[BEGIN Supplied material]
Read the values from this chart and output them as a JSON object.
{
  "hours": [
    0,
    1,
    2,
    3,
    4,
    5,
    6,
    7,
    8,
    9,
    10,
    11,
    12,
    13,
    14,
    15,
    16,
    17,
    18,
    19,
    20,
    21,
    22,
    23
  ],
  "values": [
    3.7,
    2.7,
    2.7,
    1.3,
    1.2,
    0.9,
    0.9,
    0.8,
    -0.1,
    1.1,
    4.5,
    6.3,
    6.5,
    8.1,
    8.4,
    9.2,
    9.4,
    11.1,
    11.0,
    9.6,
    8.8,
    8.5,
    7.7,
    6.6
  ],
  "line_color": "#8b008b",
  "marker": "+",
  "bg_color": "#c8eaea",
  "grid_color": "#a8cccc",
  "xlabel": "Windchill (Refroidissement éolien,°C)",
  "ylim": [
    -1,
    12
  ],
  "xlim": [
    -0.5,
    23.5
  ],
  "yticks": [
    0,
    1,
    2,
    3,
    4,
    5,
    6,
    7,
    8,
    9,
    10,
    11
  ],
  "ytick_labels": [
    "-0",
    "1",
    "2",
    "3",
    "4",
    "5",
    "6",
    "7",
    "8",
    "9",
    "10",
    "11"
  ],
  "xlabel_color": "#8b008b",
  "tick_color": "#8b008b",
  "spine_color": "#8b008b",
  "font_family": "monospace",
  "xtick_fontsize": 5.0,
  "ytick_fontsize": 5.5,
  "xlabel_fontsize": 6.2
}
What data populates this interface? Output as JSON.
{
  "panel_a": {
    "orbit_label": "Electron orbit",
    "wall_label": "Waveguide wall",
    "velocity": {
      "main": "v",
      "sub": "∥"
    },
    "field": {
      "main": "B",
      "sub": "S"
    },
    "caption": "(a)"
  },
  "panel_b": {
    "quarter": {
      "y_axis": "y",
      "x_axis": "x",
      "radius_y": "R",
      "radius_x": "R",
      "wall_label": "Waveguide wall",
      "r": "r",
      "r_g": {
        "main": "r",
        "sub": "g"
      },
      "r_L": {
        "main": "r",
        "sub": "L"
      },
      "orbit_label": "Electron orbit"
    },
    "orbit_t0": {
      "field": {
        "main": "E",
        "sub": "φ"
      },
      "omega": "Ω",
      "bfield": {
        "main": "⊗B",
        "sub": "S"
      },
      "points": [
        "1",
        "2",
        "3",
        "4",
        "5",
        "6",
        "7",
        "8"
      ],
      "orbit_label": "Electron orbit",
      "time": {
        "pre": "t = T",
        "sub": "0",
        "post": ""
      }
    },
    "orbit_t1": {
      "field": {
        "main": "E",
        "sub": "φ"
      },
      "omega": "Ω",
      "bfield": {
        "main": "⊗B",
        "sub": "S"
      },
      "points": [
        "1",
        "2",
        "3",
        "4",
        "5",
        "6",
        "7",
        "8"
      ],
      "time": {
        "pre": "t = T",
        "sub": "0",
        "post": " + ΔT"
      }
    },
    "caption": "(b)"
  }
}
[END Supplied material]
# Stated goal
From the data above, copy each line where the string "this" appears.

# Result
Read the values from this chart and output them as a JSON object.
What data populates this interface? Output as JSON.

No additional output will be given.